[Aim of the exercise] Find the lines below that contain the word "Relative" and count them. Only the number should be given.

[Task material]
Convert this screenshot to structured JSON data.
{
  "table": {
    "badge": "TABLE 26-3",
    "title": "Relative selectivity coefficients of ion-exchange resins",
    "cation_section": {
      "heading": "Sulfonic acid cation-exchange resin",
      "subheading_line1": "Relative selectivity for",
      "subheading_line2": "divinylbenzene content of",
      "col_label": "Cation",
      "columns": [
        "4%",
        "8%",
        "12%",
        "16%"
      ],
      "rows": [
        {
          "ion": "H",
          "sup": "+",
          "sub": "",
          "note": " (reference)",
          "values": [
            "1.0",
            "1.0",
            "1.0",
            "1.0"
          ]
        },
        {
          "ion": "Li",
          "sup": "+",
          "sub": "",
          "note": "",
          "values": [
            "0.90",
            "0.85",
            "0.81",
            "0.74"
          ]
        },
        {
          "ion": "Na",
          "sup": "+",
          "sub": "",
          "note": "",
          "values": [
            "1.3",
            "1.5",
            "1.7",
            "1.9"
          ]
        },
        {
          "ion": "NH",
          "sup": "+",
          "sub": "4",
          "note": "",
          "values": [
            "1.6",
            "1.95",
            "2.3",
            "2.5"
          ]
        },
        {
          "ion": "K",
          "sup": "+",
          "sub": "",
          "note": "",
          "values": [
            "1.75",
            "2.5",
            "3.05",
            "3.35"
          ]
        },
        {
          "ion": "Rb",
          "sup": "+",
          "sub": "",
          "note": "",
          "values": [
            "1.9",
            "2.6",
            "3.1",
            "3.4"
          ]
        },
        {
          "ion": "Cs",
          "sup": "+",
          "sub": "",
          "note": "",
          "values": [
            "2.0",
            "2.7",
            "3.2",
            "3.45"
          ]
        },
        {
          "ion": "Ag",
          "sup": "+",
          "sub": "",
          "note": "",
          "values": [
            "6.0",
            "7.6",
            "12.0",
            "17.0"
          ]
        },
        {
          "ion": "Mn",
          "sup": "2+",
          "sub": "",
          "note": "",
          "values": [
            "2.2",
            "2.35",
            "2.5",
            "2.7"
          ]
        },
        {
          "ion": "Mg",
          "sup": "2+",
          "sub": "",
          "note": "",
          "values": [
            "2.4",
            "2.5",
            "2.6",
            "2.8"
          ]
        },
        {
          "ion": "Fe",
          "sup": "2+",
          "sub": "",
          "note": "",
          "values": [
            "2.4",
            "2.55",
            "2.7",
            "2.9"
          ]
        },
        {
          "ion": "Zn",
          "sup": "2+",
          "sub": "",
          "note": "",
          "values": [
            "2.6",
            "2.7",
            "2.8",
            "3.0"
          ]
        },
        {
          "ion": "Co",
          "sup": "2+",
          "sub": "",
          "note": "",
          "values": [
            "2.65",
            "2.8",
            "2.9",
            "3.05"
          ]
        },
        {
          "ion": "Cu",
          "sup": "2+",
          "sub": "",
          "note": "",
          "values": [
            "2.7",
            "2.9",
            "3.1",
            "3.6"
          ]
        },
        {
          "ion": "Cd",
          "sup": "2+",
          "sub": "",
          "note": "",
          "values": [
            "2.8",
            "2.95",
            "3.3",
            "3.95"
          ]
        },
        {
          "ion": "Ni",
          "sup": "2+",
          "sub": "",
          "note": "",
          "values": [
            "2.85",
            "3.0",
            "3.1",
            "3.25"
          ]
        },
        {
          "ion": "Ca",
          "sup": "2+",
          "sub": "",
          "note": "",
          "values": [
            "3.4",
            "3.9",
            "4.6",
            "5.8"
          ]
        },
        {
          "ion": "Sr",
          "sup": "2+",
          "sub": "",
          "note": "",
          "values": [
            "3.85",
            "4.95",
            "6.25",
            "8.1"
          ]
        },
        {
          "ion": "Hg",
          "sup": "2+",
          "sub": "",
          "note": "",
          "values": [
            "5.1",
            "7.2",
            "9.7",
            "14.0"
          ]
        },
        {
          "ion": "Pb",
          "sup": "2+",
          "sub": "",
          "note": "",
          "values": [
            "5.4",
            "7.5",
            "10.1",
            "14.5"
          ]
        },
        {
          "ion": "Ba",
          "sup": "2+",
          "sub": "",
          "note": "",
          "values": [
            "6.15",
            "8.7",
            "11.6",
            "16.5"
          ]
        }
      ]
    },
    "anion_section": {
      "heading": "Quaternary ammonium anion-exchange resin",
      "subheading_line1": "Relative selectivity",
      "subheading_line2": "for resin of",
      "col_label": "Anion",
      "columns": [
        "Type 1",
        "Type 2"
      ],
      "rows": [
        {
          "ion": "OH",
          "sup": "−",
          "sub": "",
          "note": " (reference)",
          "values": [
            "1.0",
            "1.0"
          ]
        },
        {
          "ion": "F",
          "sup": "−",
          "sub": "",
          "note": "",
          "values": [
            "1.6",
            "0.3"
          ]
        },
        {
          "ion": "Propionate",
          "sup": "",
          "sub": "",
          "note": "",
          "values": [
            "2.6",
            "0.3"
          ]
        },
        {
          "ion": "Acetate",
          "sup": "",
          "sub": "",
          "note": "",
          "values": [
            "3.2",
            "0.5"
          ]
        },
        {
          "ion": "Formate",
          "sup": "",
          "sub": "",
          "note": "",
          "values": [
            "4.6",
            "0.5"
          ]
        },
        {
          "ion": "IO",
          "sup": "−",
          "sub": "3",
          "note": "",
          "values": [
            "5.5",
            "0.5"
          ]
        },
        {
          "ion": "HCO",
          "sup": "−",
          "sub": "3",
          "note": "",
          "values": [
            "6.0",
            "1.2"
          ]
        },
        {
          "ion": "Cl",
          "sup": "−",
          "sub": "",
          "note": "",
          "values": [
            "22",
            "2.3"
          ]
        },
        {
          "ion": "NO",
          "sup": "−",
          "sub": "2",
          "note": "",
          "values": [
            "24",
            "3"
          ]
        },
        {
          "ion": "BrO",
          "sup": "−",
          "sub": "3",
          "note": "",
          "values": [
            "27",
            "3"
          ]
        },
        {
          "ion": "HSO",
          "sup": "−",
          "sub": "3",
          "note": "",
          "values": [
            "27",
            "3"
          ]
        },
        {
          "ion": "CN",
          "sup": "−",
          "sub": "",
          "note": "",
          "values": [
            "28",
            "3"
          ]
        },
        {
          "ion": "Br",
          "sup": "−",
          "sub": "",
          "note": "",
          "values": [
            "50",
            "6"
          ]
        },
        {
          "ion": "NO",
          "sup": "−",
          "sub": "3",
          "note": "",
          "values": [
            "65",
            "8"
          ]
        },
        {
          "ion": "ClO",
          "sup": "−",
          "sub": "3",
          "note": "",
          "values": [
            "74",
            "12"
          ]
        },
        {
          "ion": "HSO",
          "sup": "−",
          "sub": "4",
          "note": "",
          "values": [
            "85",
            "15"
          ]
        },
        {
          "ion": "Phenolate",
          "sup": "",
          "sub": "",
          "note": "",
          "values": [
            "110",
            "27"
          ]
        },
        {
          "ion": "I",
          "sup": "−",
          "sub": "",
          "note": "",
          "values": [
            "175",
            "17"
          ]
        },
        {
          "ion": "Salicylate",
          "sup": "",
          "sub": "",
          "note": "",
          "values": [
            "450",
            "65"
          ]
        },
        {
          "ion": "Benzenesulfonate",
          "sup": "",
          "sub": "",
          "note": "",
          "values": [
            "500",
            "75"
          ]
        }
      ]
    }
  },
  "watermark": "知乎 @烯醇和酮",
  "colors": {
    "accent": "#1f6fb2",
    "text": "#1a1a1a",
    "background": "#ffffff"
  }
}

[Answer to the problem] 3